**OBJECTIVE**
Copy each line that holds "transfer".
--- Begin EXERCISE INPUT ---
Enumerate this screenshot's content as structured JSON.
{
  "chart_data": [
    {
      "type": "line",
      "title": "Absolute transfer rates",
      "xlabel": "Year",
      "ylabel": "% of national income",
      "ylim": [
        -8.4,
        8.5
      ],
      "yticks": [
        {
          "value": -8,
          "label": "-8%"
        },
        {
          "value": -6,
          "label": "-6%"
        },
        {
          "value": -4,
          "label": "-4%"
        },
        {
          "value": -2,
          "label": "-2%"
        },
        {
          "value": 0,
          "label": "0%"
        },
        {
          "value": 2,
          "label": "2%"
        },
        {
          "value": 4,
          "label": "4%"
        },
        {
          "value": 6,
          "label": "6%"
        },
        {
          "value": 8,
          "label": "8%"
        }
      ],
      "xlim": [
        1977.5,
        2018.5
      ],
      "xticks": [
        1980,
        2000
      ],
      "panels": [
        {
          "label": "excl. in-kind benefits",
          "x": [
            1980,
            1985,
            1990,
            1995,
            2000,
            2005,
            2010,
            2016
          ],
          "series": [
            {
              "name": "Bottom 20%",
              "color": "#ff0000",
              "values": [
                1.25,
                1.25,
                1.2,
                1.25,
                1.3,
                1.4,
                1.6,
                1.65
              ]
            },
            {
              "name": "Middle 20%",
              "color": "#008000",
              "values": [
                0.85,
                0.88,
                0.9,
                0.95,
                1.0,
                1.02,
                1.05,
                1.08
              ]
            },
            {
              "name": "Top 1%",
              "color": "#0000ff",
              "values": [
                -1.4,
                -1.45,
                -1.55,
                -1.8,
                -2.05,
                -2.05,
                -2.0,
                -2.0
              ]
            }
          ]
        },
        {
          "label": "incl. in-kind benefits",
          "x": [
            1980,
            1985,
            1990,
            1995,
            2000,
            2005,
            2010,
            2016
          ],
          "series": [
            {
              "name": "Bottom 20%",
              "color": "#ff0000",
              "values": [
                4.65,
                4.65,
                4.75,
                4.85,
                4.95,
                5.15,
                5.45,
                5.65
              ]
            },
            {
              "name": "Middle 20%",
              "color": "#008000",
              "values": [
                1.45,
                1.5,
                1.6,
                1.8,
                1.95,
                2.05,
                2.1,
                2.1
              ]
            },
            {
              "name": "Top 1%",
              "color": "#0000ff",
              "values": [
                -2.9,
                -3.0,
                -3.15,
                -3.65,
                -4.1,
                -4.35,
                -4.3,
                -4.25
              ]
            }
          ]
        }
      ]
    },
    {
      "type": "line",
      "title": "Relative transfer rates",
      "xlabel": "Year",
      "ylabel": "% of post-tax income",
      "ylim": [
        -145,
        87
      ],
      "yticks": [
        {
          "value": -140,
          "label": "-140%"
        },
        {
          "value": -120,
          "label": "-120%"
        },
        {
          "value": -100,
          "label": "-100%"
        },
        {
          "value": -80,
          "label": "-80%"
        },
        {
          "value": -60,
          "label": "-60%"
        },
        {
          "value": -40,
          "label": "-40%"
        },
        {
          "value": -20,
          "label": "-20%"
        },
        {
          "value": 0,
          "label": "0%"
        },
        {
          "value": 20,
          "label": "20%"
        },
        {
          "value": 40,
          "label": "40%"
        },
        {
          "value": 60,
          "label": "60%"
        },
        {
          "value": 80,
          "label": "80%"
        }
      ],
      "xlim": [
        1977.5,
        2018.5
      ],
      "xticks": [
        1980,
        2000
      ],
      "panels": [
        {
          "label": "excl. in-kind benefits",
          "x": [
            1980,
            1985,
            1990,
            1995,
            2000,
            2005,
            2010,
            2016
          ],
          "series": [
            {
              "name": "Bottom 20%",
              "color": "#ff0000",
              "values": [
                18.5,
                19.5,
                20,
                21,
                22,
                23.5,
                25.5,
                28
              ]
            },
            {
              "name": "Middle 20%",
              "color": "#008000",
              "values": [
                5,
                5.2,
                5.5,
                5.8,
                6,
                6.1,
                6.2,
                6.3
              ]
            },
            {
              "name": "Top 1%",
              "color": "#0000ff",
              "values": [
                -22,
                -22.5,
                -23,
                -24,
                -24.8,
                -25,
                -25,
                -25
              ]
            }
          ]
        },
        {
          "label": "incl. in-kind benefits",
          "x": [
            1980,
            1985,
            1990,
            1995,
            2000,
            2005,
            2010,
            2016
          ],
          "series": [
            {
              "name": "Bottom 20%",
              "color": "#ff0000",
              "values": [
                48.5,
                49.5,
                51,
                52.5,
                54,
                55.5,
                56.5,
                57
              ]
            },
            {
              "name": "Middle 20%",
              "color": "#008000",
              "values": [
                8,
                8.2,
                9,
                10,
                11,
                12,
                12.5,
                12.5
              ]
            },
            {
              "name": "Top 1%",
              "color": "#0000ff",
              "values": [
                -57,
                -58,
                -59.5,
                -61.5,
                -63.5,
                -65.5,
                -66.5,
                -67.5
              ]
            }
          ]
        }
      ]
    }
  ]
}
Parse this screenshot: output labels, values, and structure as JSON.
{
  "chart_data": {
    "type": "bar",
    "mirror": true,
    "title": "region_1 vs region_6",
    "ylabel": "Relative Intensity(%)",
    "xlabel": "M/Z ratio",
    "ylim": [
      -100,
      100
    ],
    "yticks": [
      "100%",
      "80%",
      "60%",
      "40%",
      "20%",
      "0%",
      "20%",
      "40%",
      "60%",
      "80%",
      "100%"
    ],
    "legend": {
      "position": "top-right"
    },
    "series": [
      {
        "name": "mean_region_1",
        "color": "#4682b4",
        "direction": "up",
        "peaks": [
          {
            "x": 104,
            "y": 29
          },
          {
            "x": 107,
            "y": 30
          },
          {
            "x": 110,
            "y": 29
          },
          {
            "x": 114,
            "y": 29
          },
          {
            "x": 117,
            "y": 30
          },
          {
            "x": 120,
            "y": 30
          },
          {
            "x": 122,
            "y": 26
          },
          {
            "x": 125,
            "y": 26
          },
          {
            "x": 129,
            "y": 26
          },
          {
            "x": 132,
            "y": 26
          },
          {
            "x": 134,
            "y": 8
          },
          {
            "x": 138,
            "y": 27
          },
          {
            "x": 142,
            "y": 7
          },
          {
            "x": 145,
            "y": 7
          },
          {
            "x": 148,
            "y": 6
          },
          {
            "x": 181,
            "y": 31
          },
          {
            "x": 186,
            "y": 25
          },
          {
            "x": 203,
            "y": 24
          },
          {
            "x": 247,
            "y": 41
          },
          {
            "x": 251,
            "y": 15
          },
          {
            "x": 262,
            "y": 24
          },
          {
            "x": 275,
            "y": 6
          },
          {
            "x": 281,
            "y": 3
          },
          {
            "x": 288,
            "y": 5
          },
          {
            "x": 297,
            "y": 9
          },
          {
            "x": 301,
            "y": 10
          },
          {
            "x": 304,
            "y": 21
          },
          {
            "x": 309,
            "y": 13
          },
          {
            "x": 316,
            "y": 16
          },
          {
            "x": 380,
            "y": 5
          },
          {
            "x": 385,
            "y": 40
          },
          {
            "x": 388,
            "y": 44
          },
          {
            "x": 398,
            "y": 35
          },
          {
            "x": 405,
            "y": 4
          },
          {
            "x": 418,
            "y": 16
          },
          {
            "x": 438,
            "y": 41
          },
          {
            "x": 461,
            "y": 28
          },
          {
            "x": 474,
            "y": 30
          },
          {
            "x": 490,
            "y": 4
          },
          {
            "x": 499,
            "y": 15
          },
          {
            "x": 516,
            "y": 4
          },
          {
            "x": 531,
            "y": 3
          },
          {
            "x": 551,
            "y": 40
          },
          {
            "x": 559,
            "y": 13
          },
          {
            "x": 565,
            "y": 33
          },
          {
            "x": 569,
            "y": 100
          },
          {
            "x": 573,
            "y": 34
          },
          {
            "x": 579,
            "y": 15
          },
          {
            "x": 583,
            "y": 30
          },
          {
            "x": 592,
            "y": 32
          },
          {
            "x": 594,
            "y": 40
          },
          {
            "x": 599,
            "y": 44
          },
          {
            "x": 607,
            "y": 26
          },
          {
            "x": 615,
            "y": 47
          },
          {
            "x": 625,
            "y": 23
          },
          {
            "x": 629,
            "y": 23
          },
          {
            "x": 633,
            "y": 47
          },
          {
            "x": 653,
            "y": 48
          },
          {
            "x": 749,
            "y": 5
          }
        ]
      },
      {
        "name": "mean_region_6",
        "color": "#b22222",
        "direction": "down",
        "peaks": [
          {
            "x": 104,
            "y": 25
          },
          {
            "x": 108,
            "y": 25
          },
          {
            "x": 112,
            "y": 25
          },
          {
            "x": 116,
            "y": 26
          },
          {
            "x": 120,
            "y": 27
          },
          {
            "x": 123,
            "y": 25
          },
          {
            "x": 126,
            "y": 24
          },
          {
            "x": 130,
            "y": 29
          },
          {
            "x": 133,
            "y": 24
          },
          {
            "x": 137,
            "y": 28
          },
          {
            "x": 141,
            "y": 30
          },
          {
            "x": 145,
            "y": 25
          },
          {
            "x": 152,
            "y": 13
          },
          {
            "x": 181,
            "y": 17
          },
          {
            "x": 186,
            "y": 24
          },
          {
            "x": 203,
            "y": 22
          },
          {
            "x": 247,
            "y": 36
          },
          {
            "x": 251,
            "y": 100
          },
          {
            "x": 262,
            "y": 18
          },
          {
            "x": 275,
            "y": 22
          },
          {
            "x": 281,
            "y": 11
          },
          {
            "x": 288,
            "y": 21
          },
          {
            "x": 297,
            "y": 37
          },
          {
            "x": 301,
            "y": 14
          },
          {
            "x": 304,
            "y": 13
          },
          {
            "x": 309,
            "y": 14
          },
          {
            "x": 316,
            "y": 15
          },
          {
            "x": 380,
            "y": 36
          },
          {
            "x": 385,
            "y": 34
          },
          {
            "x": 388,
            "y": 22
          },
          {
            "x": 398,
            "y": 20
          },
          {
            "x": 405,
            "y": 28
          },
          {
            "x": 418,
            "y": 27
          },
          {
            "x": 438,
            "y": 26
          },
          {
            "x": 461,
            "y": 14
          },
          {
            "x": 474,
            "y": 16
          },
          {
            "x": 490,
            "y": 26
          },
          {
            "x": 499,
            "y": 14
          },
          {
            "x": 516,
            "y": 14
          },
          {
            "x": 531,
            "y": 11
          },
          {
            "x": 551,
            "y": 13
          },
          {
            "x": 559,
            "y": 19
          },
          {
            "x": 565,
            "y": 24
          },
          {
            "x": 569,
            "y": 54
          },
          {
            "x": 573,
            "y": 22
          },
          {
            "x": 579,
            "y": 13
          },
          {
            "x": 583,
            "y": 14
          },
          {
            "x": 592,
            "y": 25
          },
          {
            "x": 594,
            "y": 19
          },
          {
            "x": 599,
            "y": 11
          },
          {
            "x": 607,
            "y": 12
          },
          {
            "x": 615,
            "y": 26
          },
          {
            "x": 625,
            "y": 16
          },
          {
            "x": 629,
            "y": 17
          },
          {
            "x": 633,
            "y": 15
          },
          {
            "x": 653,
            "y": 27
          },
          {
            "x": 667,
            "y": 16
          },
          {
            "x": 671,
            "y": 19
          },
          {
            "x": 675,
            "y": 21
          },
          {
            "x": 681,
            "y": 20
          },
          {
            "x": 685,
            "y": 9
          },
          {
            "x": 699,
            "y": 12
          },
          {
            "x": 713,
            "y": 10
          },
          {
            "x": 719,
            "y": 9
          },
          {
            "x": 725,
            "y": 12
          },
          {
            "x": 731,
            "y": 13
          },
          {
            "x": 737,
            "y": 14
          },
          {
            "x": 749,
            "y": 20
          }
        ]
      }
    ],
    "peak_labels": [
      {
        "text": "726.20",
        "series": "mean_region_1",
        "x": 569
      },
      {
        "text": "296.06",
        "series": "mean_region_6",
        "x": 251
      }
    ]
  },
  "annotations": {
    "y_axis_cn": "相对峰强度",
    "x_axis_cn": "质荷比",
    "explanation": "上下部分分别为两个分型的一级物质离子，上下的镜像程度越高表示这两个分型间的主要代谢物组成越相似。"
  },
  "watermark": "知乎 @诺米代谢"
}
--- End EXERCISE INPUT ---
**REPLY TO THE EXERCISE**
      "title": "Absolute transfer rates",
      "title": "Relative transfer rates",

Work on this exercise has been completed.